WHAT YOU HAVE TO DO:
Make an exact copy of the records, with the images left out.
------------------------------------------------------------------------
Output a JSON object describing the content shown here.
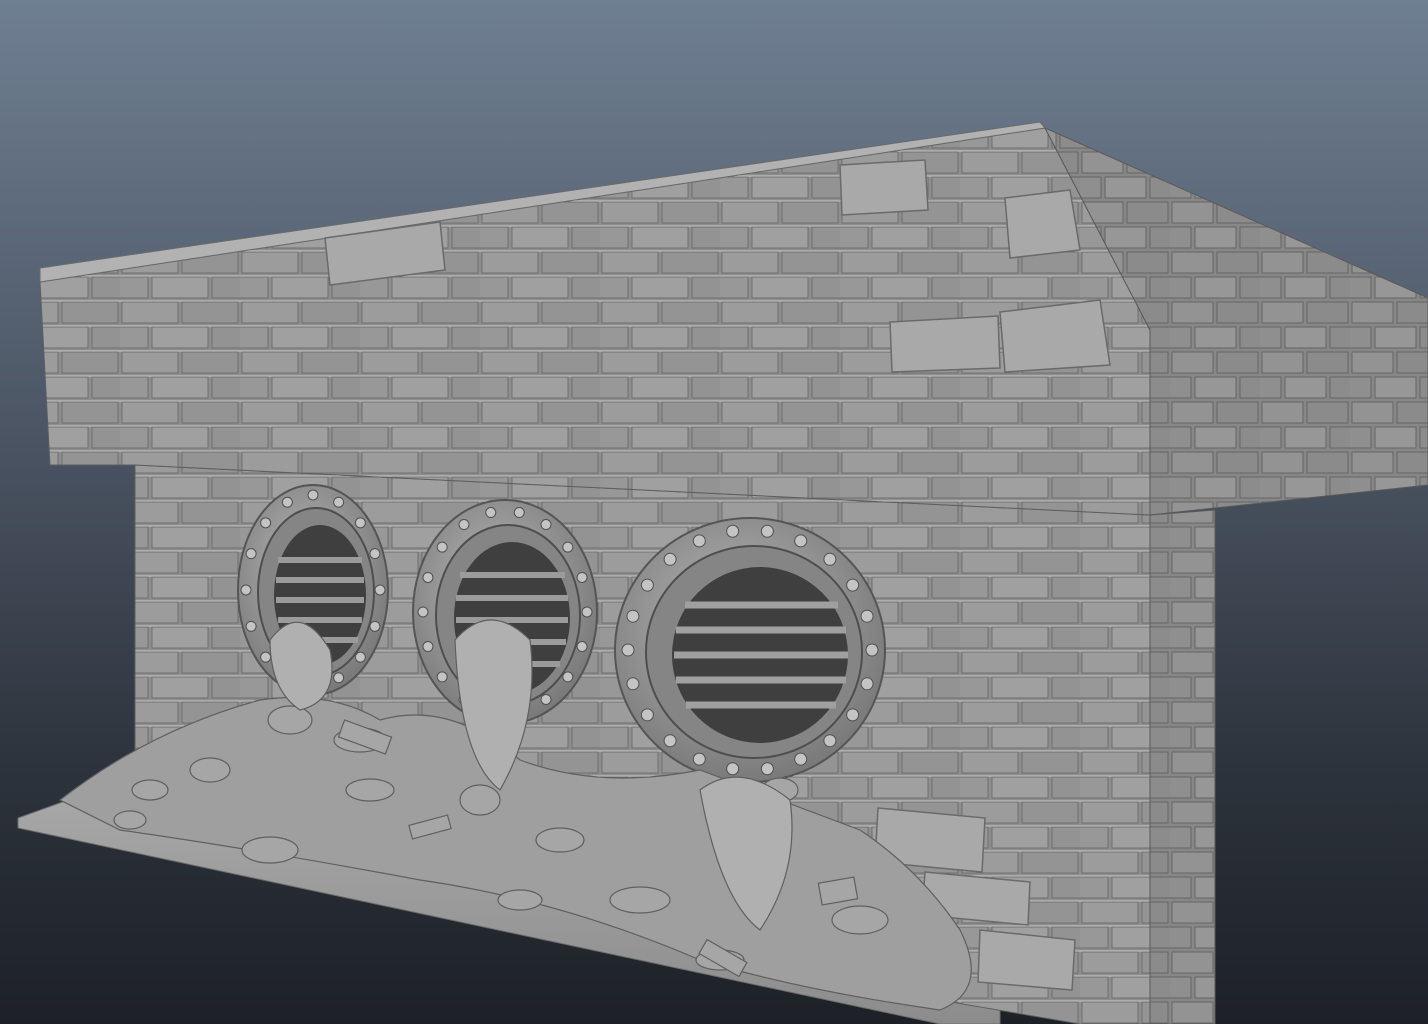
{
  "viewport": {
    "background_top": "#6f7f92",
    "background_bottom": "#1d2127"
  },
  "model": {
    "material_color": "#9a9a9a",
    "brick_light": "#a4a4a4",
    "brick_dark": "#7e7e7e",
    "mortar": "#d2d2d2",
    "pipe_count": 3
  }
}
------------------------------------------------------------------------
CORRECT RESPONSE:
Output a JSON object describing the content shown here.
{
  "viewport": {
    "background_top": "#6f7f92",
    "background_bottom": "#1d2127"
  },
  "model": {
    "material_color": "#9a9a9a",
    "brick_light": "#a4a4a4",
    "brick_dark": "#7e7e7e",
    "mortar": "#d2d2d2",
    "pipe_count": 3
  }
}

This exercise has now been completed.